» What needs to be done
Report how many lines include the word "screenshot", and nothing besides that number.

» Records for the exercise

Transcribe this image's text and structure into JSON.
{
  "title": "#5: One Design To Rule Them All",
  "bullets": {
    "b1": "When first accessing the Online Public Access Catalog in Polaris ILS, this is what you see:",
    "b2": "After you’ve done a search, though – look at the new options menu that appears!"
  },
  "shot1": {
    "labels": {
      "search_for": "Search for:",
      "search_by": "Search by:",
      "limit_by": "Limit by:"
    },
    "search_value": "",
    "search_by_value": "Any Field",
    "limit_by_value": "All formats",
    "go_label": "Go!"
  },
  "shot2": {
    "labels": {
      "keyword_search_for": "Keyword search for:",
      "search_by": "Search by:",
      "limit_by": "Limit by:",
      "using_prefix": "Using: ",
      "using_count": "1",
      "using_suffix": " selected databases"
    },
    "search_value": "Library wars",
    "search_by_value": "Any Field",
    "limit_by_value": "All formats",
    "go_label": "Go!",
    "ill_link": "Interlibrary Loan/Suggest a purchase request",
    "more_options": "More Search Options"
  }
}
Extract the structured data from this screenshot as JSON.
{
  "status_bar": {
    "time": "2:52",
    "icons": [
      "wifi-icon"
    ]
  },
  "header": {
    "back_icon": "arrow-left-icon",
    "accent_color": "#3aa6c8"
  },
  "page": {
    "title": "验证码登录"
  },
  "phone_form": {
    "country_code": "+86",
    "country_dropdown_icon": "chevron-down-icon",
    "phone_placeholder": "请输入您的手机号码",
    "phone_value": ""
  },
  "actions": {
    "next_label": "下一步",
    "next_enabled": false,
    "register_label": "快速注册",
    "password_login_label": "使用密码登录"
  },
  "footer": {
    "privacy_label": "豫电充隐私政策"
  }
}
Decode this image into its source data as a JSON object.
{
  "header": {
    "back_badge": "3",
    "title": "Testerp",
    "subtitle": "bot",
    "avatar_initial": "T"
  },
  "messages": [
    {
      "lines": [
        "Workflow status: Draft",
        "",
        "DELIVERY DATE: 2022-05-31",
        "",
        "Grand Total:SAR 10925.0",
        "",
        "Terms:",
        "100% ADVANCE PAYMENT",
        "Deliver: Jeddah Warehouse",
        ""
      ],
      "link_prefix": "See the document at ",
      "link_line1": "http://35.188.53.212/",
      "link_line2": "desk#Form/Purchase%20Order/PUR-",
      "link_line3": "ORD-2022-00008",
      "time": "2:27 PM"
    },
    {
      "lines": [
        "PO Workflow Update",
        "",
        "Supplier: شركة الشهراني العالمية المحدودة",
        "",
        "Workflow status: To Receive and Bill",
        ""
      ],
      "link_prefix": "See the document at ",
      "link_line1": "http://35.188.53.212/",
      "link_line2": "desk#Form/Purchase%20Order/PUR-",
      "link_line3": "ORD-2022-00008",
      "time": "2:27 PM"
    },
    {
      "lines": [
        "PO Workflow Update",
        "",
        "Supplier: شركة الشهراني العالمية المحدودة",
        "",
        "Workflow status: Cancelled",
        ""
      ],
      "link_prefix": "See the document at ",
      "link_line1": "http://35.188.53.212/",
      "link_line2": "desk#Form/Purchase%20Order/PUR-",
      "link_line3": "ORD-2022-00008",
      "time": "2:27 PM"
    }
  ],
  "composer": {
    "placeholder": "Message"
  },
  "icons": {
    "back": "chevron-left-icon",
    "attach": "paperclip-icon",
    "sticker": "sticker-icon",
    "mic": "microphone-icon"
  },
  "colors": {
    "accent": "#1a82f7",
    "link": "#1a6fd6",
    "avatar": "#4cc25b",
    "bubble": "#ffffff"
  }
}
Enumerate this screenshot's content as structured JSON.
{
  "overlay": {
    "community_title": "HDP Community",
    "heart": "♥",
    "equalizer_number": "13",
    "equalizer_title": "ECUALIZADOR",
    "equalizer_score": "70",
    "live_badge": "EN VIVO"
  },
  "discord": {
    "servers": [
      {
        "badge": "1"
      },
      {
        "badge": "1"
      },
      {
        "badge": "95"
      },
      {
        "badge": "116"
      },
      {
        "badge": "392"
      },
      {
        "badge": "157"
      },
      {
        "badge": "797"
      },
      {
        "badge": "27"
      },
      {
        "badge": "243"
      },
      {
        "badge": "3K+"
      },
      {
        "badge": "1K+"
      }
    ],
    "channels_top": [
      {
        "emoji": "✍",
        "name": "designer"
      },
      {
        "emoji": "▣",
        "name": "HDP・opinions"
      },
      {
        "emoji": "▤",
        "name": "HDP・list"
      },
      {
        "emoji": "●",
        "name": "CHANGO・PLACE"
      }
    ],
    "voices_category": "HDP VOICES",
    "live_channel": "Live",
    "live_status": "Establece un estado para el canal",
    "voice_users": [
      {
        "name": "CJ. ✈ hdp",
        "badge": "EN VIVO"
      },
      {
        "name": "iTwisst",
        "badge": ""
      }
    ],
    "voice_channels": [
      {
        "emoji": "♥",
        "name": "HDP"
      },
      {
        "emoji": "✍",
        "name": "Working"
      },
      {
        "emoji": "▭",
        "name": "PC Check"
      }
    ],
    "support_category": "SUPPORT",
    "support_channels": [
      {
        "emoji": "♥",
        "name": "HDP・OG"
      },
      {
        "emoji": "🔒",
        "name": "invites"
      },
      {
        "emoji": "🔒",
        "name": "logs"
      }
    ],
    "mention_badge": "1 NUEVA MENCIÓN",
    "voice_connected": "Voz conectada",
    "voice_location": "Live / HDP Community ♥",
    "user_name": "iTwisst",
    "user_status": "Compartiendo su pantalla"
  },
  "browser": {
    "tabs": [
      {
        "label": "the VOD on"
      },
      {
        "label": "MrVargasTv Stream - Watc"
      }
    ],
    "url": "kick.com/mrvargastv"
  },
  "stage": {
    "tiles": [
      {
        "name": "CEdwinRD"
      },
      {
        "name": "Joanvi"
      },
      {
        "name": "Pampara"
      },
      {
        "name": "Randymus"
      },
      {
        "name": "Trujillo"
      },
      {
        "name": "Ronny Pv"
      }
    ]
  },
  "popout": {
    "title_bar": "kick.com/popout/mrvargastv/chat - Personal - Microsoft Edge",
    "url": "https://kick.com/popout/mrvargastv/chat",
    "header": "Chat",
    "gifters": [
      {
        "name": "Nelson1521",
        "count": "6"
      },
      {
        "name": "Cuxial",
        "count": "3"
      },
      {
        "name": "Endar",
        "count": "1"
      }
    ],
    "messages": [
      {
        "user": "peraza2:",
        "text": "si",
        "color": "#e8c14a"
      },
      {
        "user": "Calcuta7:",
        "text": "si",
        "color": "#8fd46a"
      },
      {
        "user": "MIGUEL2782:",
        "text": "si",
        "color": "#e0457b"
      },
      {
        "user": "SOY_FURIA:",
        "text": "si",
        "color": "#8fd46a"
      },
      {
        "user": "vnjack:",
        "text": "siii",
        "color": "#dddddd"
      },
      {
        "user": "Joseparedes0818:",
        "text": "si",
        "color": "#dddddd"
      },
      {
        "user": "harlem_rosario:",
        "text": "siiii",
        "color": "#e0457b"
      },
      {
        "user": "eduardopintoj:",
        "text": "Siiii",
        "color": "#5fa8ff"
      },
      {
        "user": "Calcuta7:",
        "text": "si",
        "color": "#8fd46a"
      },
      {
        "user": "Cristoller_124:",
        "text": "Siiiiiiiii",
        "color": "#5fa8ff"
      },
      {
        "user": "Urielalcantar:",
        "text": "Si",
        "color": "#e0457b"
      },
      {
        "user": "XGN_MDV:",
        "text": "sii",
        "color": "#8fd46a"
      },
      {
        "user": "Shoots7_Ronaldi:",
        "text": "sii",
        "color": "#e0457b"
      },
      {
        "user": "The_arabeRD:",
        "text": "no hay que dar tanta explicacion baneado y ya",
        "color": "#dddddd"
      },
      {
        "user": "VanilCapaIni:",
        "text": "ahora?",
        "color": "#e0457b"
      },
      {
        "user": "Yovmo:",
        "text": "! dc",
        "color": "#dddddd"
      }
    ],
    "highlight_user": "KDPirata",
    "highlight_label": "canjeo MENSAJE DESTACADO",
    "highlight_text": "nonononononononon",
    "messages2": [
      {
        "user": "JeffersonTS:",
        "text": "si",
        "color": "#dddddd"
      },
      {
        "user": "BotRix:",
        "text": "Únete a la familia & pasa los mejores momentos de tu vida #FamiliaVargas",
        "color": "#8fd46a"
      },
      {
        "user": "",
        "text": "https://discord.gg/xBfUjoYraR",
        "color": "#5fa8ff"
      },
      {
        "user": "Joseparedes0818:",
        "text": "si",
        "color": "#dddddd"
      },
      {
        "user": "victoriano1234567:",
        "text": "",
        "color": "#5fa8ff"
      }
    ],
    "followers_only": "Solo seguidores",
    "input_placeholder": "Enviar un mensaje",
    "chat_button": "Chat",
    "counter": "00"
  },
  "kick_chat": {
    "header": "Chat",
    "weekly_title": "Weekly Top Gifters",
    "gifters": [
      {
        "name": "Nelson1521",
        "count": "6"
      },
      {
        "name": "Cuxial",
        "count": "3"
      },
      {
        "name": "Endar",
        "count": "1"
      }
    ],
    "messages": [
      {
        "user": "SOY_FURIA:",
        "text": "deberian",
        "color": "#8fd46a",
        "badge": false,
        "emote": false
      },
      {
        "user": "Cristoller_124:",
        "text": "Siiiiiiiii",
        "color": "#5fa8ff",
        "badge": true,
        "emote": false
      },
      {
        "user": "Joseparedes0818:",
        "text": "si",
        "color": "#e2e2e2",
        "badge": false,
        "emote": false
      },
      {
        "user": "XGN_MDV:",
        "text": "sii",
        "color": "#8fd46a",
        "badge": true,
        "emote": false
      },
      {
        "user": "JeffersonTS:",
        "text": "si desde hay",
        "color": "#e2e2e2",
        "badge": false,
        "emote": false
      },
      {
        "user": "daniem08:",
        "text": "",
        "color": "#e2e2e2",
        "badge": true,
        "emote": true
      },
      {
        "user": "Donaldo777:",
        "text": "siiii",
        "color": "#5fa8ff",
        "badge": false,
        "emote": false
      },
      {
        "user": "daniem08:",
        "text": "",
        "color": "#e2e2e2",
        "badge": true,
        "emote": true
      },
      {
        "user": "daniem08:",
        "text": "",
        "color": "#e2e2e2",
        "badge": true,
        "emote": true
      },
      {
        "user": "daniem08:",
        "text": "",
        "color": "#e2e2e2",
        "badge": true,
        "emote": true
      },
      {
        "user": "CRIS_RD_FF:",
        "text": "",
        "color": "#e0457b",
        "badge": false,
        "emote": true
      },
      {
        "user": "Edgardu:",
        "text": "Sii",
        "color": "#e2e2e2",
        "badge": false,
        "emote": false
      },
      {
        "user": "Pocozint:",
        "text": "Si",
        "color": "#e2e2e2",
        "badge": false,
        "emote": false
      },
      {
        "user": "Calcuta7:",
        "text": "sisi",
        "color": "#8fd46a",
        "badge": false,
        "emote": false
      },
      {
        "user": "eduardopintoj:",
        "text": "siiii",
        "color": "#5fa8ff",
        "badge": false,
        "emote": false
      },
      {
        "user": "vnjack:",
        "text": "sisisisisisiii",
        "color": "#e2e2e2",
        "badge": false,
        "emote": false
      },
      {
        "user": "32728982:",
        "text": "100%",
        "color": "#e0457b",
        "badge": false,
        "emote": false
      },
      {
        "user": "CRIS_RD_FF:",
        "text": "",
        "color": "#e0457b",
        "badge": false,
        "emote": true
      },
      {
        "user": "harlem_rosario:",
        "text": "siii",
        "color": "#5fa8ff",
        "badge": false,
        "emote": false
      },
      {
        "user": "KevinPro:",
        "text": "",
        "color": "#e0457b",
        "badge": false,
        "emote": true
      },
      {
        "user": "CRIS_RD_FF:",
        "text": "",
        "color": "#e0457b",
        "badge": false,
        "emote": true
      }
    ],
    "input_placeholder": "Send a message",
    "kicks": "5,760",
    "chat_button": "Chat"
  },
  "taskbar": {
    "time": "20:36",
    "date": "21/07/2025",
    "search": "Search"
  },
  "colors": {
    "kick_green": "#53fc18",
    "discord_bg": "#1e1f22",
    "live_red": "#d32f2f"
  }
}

» Response
2